▶ _Set task_: Review the lines that follow and copy each one that contains the word "Optimize".
** BEGIN Listed entries **
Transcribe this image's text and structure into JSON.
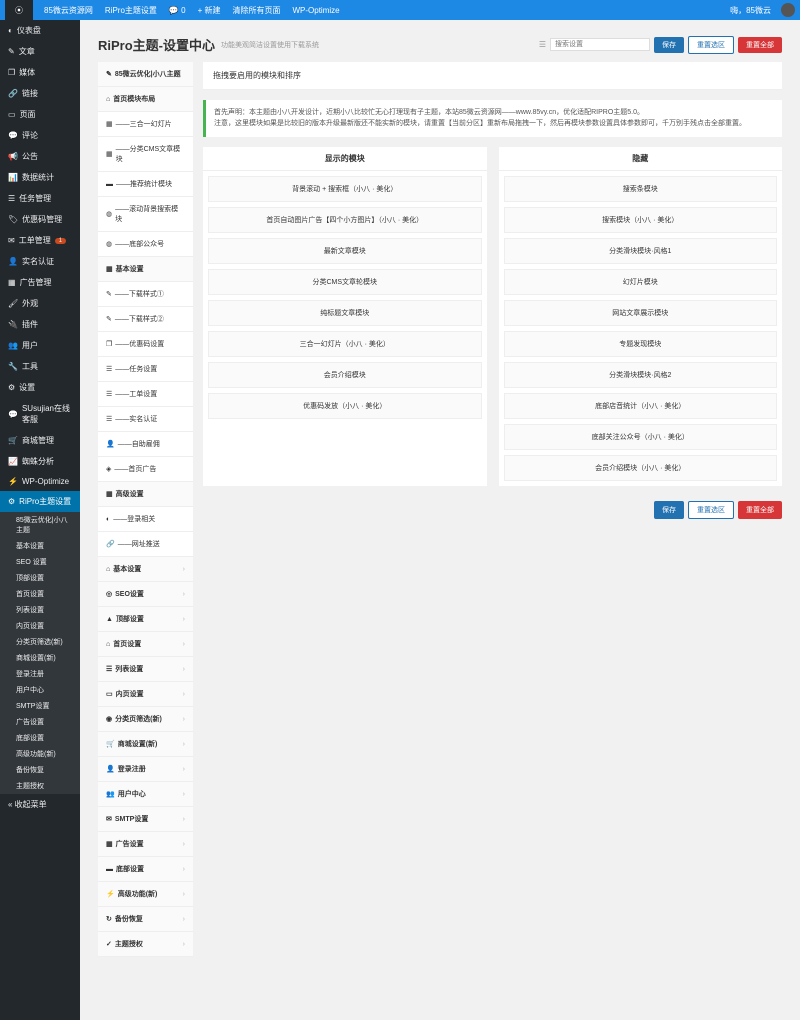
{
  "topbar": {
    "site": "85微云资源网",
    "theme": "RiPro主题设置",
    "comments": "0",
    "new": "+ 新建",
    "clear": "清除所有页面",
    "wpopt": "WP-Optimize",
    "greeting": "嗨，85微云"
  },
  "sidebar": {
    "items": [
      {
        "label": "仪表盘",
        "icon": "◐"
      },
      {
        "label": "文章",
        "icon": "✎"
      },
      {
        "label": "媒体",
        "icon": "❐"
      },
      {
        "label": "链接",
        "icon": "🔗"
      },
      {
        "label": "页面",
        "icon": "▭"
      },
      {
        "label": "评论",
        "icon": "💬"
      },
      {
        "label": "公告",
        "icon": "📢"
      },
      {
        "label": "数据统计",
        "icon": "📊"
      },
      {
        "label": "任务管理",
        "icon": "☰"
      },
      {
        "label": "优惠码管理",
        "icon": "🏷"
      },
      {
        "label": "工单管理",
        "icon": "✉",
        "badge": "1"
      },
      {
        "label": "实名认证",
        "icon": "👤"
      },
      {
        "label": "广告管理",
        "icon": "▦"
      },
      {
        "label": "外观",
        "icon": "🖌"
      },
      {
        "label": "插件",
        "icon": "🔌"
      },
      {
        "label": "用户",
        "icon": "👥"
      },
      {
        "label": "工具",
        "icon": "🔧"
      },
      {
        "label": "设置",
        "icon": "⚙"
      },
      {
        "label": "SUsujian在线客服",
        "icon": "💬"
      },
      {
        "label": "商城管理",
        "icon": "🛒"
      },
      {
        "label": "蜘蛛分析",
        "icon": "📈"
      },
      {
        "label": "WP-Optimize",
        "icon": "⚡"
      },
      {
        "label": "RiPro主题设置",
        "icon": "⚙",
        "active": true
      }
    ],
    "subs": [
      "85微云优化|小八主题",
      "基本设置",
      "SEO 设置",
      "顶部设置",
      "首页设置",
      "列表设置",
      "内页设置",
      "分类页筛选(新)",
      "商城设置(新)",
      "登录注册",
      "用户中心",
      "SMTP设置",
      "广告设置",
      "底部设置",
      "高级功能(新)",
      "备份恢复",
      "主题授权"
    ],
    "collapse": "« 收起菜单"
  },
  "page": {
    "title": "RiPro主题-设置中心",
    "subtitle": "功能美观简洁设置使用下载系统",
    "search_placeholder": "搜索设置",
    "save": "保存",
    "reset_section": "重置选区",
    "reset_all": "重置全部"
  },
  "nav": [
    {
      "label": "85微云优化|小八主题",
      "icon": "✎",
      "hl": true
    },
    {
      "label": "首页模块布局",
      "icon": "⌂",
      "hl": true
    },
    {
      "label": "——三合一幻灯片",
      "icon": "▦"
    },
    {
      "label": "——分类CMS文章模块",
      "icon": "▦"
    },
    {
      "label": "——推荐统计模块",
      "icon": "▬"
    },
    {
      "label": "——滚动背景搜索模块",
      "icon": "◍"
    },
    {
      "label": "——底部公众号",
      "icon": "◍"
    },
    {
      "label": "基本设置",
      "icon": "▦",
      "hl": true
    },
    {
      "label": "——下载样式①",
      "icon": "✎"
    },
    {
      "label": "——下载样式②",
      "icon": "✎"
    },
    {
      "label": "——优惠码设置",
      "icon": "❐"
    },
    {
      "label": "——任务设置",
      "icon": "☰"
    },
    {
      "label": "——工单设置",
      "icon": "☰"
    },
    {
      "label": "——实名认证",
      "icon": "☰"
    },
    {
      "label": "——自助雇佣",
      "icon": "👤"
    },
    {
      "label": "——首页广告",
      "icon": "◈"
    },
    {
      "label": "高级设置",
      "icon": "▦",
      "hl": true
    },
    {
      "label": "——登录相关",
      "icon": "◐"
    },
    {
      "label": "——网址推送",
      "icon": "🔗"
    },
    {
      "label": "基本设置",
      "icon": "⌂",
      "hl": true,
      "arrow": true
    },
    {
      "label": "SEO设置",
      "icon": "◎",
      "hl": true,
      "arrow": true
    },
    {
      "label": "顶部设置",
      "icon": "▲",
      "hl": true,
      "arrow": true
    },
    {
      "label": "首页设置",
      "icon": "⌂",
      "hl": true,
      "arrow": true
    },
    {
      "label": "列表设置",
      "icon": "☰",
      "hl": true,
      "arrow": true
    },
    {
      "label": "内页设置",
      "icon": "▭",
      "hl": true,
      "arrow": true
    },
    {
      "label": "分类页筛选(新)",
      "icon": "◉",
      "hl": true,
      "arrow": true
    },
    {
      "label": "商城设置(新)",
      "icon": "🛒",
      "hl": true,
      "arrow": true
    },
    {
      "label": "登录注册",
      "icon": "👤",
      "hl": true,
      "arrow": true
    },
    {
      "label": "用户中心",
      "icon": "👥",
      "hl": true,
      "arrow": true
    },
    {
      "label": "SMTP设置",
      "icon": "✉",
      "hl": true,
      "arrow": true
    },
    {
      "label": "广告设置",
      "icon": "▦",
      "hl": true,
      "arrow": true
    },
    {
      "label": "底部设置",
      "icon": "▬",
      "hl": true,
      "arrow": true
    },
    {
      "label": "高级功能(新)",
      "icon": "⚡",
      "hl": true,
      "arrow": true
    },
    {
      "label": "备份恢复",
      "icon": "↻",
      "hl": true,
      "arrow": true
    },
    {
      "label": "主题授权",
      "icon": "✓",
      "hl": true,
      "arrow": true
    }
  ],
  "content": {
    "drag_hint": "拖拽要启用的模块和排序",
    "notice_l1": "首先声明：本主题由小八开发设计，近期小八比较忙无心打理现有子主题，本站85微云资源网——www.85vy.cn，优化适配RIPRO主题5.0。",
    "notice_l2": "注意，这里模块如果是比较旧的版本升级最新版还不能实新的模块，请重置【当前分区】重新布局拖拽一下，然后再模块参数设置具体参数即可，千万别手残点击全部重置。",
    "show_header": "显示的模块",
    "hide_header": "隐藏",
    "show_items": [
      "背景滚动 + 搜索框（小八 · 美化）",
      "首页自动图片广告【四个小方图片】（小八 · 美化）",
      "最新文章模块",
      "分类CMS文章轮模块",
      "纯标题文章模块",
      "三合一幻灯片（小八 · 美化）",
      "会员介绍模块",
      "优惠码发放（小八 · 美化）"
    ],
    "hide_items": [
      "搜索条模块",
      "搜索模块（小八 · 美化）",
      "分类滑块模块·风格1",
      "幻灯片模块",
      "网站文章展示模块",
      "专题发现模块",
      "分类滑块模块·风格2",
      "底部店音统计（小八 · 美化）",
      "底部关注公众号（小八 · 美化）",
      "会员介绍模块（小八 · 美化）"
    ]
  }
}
** END Listed entries **
▶ _Complete answer_:
    "wpopt": "WP-Optimize",
        "label": "WP-Optimize",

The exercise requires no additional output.